● Records for this exercise
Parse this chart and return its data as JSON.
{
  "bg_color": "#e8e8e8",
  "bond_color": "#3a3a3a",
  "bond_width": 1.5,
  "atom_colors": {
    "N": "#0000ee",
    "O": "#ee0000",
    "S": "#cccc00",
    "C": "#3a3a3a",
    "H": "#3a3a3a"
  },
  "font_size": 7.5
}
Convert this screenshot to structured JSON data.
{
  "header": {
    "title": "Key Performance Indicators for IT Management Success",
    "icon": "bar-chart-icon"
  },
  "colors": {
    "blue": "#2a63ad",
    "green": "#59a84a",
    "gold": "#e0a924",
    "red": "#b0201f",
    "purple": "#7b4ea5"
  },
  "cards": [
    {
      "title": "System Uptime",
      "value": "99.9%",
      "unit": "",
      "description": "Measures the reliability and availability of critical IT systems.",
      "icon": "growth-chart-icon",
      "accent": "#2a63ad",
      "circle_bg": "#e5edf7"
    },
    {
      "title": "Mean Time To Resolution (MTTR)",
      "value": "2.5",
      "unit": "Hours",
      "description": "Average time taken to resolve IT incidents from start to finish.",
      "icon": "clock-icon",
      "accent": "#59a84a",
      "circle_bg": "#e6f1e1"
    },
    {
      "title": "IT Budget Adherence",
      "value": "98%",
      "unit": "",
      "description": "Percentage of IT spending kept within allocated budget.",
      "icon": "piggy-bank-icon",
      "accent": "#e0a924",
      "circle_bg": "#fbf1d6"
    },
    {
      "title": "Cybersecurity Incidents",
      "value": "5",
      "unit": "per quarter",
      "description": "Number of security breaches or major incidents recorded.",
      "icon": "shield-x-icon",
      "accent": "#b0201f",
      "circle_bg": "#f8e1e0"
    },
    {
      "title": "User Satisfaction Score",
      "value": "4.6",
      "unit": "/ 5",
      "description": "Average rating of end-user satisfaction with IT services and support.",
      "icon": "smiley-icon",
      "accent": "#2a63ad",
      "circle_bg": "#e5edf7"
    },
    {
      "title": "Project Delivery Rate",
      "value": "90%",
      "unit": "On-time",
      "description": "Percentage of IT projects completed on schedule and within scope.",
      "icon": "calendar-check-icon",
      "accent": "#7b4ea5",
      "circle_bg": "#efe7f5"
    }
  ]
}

● What you should do
Reproduce the material above without altering a single character.

● Expected output
Parse this chart and return its data as JSON.
{
  "bg_color": "#e8e8e8",
  "bond_color": "#3a3a3a",
  "bond_width": 1.5,
  "atom_colors": {
    "N": "#0000ee",
    "O": "#ee0000",
    "S": "#cccc00",
    "C": "#3a3a3a",
    "H": "#3a3a3a"
  },
  "font_size": 7.5
}
Convert this screenshot to structured JSON data.
{
  "header": {
    "title": "Key Performance Indicators for IT Management Success",
    "icon": "bar-chart-icon"
  },
  "colors": {
    "blue": "#2a63ad",
    "green": "#59a84a",
    "gold": "#e0a924",
    "red": "#b0201f",
    "purple": "#7b4ea5"
  },
  "cards": [
    {
      "title": "System Uptime",
      "value": "99.9%",
      "unit": "",
      "description": "Measures the reliability and availability of critical IT systems.",
      "icon": "growth-chart-icon",
      "accent": "#2a63ad",
      "circle_bg": "#e5edf7"
    },
    {
      "title": "Mean Time To Resolution (MTTR)",
      "value": "2.5",
      "unit": "Hours",
      "description": "Average time taken to resolve IT incidents from start to finish.",
      "icon": "clock-icon",
      "accent": "#59a84a",
      "circle_bg": "#e6f1e1"
    },
    {
      "title": "IT Budget Adherence",
      "value": "98%",
      "unit": "",
      "description": "Percentage of IT spending kept within allocated budget.",
      "icon": "piggy-bank-icon",
      "accent": "#e0a924",
      "circle_bg": "#fbf1d6"
    },
    {
      "title": "Cybersecurity Incidents",
      "value": "5",
      "unit": "per quarter",
      "description": "Number of security breaches or major incidents recorded.",
      "icon": "shield-x-icon",
      "accent": "#b0201f",
      "circle_bg": "#f8e1e0"
    },
    {
      "title": "User Satisfaction Score",
      "value": "4.6",
      "unit": "/ 5",
      "description": "Average rating of end-user satisfaction with IT services and support.",
      "icon": "smiley-icon",
      "accent": "#2a63ad",
      "circle_bg": "#e5edf7"
    },
    {
      "title": "Project Delivery Rate",
      "value": "90%",
      "unit": "On-time",
      "description": "Percentage of IT projects completed on schedule and within scope.",
      "icon": "calendar-check-icon",
      "accent": "#7b4ea5",
      "circle_bg": "#efe7f5"
    }
  ]
}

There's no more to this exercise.